Recorded data
__________
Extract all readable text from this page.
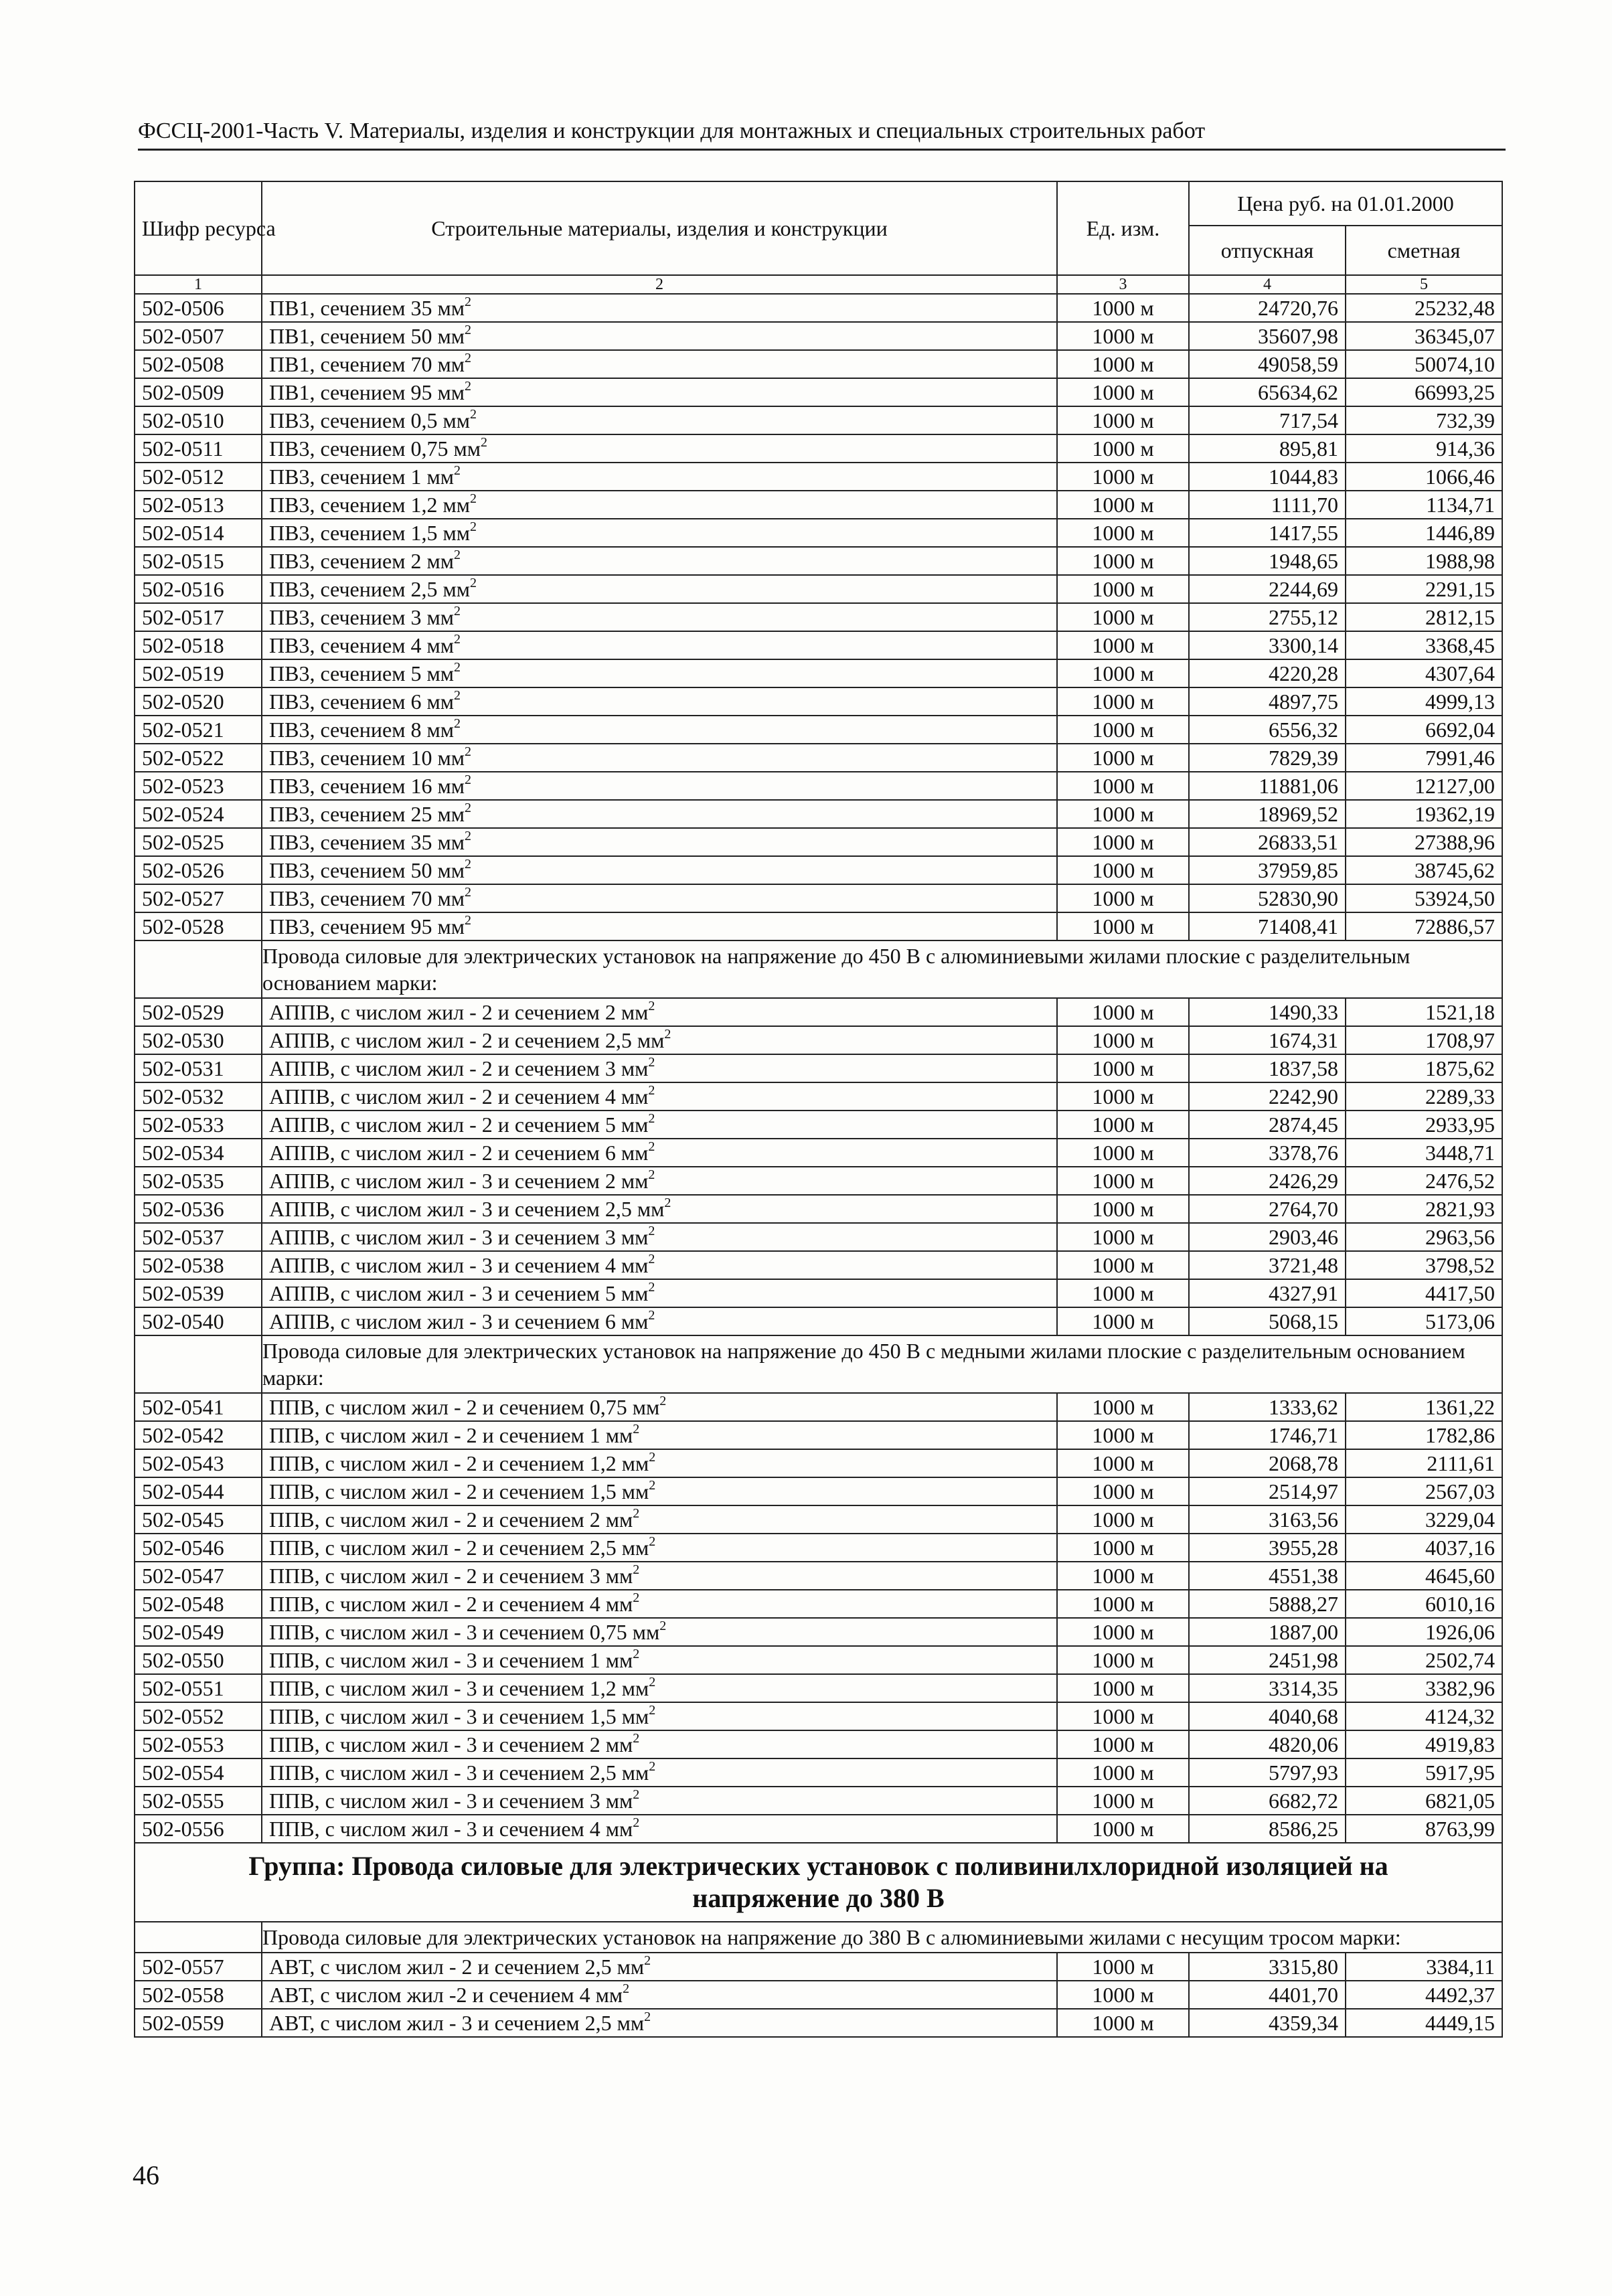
ФССЦ-2001-Часть V. Материалы, изделия и конструкции для монтажных и специальных строительных работ
Шифр ресурса	Строительные материалы, изделия и конструкции	Ед. изм.	Цена руб. на 01.01.2000	
			отпускная	сметная
1	2	3	4	5
502-0506	ПВ1, сечением 35 $мм^2$	1000 м	24720,76	25232,48
502-0507	ПВ1, сечением 50 $мм^2$	1000 м	35607,98	36345,07
502-0508	ПВ1, сечением 70 $мм^2$	1000 м	49058,59	50074,10
502-0509	ПВ1, сечением 95 $мм^2$	1000 м	65634,62	66993,25
502-0510	ПВ3, сечением 0,5 $мм^2$	1000 м	717,54	732,39
502-0511	ПВ3, сечением 0,75 $мм^2$	1000 м	895,81	914,36
502-0512	ПВ3, сечением 1 $мм^2$	1000 м	1044,83	1066,46
502-0513	ПВ3, сечением 1,2 $мм^2$	1000 м	1111,70	1134,71
502-0514	ПВ3, сечением 1,5 $мм^2$	1000 м	1417,55	1446,89
502-0515	ПВ3, сечением 2 $мм^2$	1000 м	1948,65	1988,98
502-0516	ПВ3, сечением 2,5 $мм^2$	1000 м	2244,69	2291,15
502-0517	ПВ3, сечением 3 $мм^2$	1000 м	2755,12	2812,15
502-0518	ПВ3, сечением 4 $мм^2$	1000 м	3300,14	3368,45
502-0519	ПВ3, сечением 5 $мм^2$	1000 м	4220,28	4307,64
502-0520	ПВ3, сечением 6 $мм^2$	1000 м	4897,75	4999,13
502-0521	ПВ3, сечением 8 $мм^2$	1000 м	6556,32	6692,04
502-0522	ПВ3, сечением 10 $мм^2$	1000 м	7829,39	7991,46
502-0523	ПВ3, сечением 16 $мм^2$	1000 м	11881,06	12127,00
502-0524	ПВ3, сечением 25 $мм^2$	1000 м	18969,52	19362,19
502-0525	ПВ3, сечением 35 $мм^2$	1000 м	26833,51	27388,96
502-0526	ПВ3, сечением 50 $мм^2$	1000 м	37959,85	38745,62
502-0527	ПВ3, сечением 70 $мм^2$	1000 м	52830,90	53924,50
502-0528	ПВ3, сечением 95 $мм^2$	1000 м	71408,41	72886,57
	Провода силовые для электрических установок на напряжение до 450 В с алюминиевыми жилами плоские с разделительным основанием марки:			
502-0529	АППВ, с числом жил - 2 и сечением 2 $мм^2$	1000 м	1490,33	1521,18
502-0530	АППВ, с числом жил - 2 и сечением 2,5 $мм^2$	1000 м	1674,31	1708,97
502-0531	АППВ, с числом жил - 2 и сечением 3 $мм^2$	1000 м	1837,58	1875,62
502-0532	АППВ, с числом жил - 2 и сечением 4 $мм^2$	1000 м	2242,90	2289,33
502-0533	АППВ, с числом жил - 2 и сечением 5 $мм^2$	1000 м	2874,45	2933,95
502-0534	АППВ, с числом жил - 2 и сечением 6 $мм^2$	1000 м	3378,76	3448,71
502-0535	АППВ, с числом жил - 3 и сечением 2 $мм^2$	1000 м	2426,29	2476,52
502-0536	АППВ, с числом жил - 3 и сечением 2,5 $мм^2$	1000 м	2764,70	2821,93
502-0537	АППВ, с числом жил - 3 и сечением 3 $мм^2$	1000 м	2903,46	2963,56
502-0538	АППВ, с числом жил - 3 и сечением 4 $мм^2$	1000 м	3721,48	3798,52
502-0539	АППВ, с числом жил - 3 и сечением 5 $мм^2$	1000 м	4327,91	4417,50
502-0540	АППВ, с числом жил - 3 и сечением 6 $мм^2$	1000 м	5068,15	5173,06
	Провода силовые для электрических установок на напряжение до 450 В с медными жилами плоские с разделительным основанием марки:			
502-0541	ППВ, с числом жил - 2 и сечением 0,75 $мм^2$	1000 м	1333,62	1361,22
502-0542	ППВ, с числом жил - 2 и сечением 1 $мм^2$	1000 м	1746,71	1782,86
502-0543	ППВ, с числом жил - 2 и сечением 1,2 $мм^2$	1000 м	2068,78	2111,61
502-0544	ППВ, с числом жил - 2 и сечением 1,5 $мм^2$	1000 м	2514,97	2567,03
502-0545	ППВ, с числом жил - 2 и сечением 2 $мм^2$	1000 м	3163,56	3229,04
502-0546	ППВ, с числом жил - 2 и сечением 2,5 $мм^2$	1000 м	3955,28	4037,16
502-0547	ППВ, с числом жил - 2 и сечением 3 $мм^2$	1000 м	4551,38	4645,60
502-0548	ППВ, с числом жил - 2 и сечением 4 $мм^2$	1000 м	5888,27	6010,16
502-0549	ППВ, с числом жил - 3 и сечением 0,75 $мм^2$	1000 м	1887,00	1926,06
502-0550	ППВ, с числом жил - 3 и сечением 1 $мм^2$	1000 м	2451,98	2502,74
502-0551	ППВ, с числом жил - 3 и сечением 1,2 $мм^2$	1000 м	3314,35	3382,96
502-0552	ППВ, с числом жил - 3 и сечением 1,5 $мм^2$	1000 м	4040,68	4124,32
502-0553	ППВ, с числом жил - 3 и сечением 2 $мм^2$	1000 м	4820,06	4919,83
502-0554	ППВ, с числом жил - 3 и сечением 2,5 $мм^2$	1000 м	5797,93	5917,95
502-0555	ППВ, с числом жил - 3 и сечением 3 $мм^2$	1000 м	6682,72	6821,05
502-0556	ППВ, с числом жил - 3 и сечением 4 $мм^2$	1000 м	8586,25	8763,99
Группа: Провода силовые для электрических установок с поливинилхлоридной изоляцией на напряжение до 380 В				
	Провода силовые для электрических установок на напряжение до 380 В с алюминиевыми жилами с несущим тросом марки:			
502-0557	АВТ, с числом жил - 2 и сечением 2,5 $мм^2$	1000 м	3315,80	3384,11
502-0558	АВТ, с числом жил -2 и сечением 4 $мм^2$	1000 м	4401,70	4492,37
502-0559	АВТ, с числом жил - 3 и сечением 2,5 $мм^2$	1000 м	4359,34	4449,15
46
__________
Task directions:
Pictures don't belong in the copy. Restate all the entries exactly.

Correct response:
Extract all readable text from this page.
ФССЦ-2001-Часть V. Материалы, изделия и конструкции для монтажных и специальных строительных работ
Шифр ресурса	Строительные материалы, изделия и конструкции	Ед. изм.	Цена руб. на 01.01.2000	
			отпускная	сметная
1	2	3	4	5
502-0506	ПВ1, сечением 35 $мм^2$	1000 м	24720,76	25232,48
502-0507	ПВ1, сечением 50 $мм^2$	1000 м	35607,98	36345,07
502-0508	ПВ1, сечением 70 $мм^2$	1000 м	49058,59	50074,10
502-0509	ПВ1, сечением 95 $мм^2$	1000 м	65634,62	66993,25
502-0510	ПВ3, сечением 0,5 $мм^2$	1000 м	717,54	732,39
502-0511	ПВ3, сечением 0,75 $мм^2$	1000 м	895,81	914,36
502-0512	ПВ3, сечением 1 $мм^2$	1000 м	1044,83	1066,46
502-0513	ПВ3, сечением 1,2 $мм^2$	1000 м	1111,70	1134,71
502-0514	ПВ3, сечением 1,5 $мм^2$	1000 м	1417,55	1446,89
502-0515	ПВ3, сечением 2 $мм^2$	1000 м	1948,65	1988,98
502-0516	ПВ3, сечением 2,5 $мм^2$	1000 м	2244,69	2291,15
502-0517	ПВ3, сечением 3 $мм^2$	1000 м	2755,12	2812,15
502-0518	ПВ3, сечением 4 $мм^2$	1000 м	3300,14	3368,45
502-0519	ПВ3, сечением 5 $мм^2$	1000 м	4220,28	4307,64
502-0520	ПВ3, сечением 6 $мм^2$	1000 м	4897,75	4999,13
502-0521	ПВ3, сечением 8 $мм^2$	1000 м	6556,32	6692,04
502-0522	ПВ3, сечением 10 $мм^2$	1000 м	7829,39	7991,46
502-0523	ПВ3, сечением 16 $мм^2$	1000 м	11881,06	12127,00
502-0524	ПВ3, сечением 25 $мм^2$	1000 м	18969,52	19362,19
502-0525	ПВ3, сечением 35 $мм^2$	1000 м	26833,51	27388,96
502-0526	ПВ3, сечением 50 $мм^2$	1000 м	37959,85	38745,62
502-0527	ПВ3, сечением 70 $мм^2$	1000 м	52830,90	53924,50
502-0528	ПВ3, сечением 95 $мм^2$	1000 м	71408,41	72886,57
	Провода силовые для электрических установок на напряжение до 450 В с алюминиевыми жилами плоские с разделительным основанием марки:			
502-0529	АППВ, с числом жил - 2 и сечением 2 $мм^2$	1000 м	1490,33	1521,18
502-0530	АППВ, с числом жил - 2 и сечением 2,5 $мм^2$	1000 м	1674,31	1708,97
502-0531	АППВ, с числом жил - 2 и сечением 3 $мм^2$	1000 м	1837,58	1875,62
502-0532	АППВ, с числом жил - 2 и сечением 4 $мм^2$	1000 м	2242,90	2289,33
502-0533	АППВ, с числом жил - 2 и сечением 5 $мм^2$	1000 м	2874,45	2933,95
502-0534	АППВ, с числом жил - 2 и сечением 6 $мм^2$	1000 м	3378,76	3448,71
502-0535	АППВ, с числом жил - 3 и сечением 2 $мм^2$	1000 м	2426,29	2476,52
502-0536	АППВ, с числом жил - 3 и сечением 2,5 $мм^2$	1000 м	2764,70	2821,93
502-0537	АППВ, с числом жил - 3 и сечением 3 $мм^2$	1000 м	2903,46	2963,56
502-0538	АППВ, с числом жил - 3 и сечением 4 $мм^2$	1000 м	3721,48	3798,52
502-0539	АППВ, с числом жил - 3 и сечением 5 $мм^2$	1000 м	4327,91	4417,50
502-0540	АППВ, с числом жил - 3 и сечением 6 $мм^2$	1000 м	5068,15	5173,06
	Провода силовые для электрических установок на напряжение до 450 В с медными жилами плоские с разделительным основанием марки:			
502-0541	ППВ, с числом жил - 2 и сечением 0,75 $мм^2$	1000 м	1333,62	1361,22
502-0542	ППВ, с числом жил - 2 и сечением 1 $мм^2$	1000 м	1746,71	1782,86
502-0543	ППВ, с числом жил - 2 и сечением 1,2 $мм^2$	1000 м	2068,78	2111,61
502-0544	ППВ, с числом жил - 2 и сечением 1,5 $мм^2$	1000 м	2514,97	2567,03
502-0545	ППВ, с числом жил - 2 и сечением 2 $мм^2$	1000 м	3163,56	3229,04
502-0546	ППВ, с числом жил - 2 и сечением 2,5 $мм^2$	1000 м	3955,28	4037,16
502-0547	ППВ, с числом жил - 2 и сечением 3 $мм^2$	1000 м	4551,38	4645,60
502-0548	ППВ, с числом жил - 2 и сечением 4 $мм^2$	1000 м	5888,27	6010,16
502-0549	ППВ, с числом жил - 3 и сечением 0,75 $мм^2$	1000 м	1887,00	1926,06
502-0550	ППВ, с числом жил - 3 и сечением 1 $мм^2$	1000 м	2451,98	2502,74
502-0551	ППВ, с числом жил - 3 и сечением 1,2 $мм^2$	1000 м	3314,35	3382,96
502-0552	ППВ, с числом жил - 3 и сечением 1,5 $мм^2$	1000 м	4040,68	4124,32
502-0553	ППВ, с числом жил - 3 и сечением 2 $мм^2$	1000 м	4820,06	4919,83
502-0554	ППВ, с числом жил - 3 и сечением 2,5 $мм^2$	1000 м	5797,93	5917,95
502-0555	ППВ, с числом жил - 3 и сечением 3 $мм^2$	1000 м	6682,72	6821,05
502-0556	ППВ, с числом жил - 3 и сечением 4 $мм^2$	1000 м	8586,25	8763,99
Группа: Провода силовые для электрических установок с поливинилхлоридной изоляцией на напряжение до 380 В				
	Провода силовые для электрических установок на напряжение до 380 В с алюминиевыми жилами с несущим тросом марки:			
502-0557	АВТ, с числом жил - 2 и сечением 2,5 $мм^2$	1000 м	3315,80	3384,11
502-0558	АВТ, с числом жил -2 и сечением 4 $мм^2$	1000 м	4401,70	4492,37
502-0559	АВТ, с числом жил - 3 и сечением 2,5 $мм^2$	1000 м	4359,34	4449,15
46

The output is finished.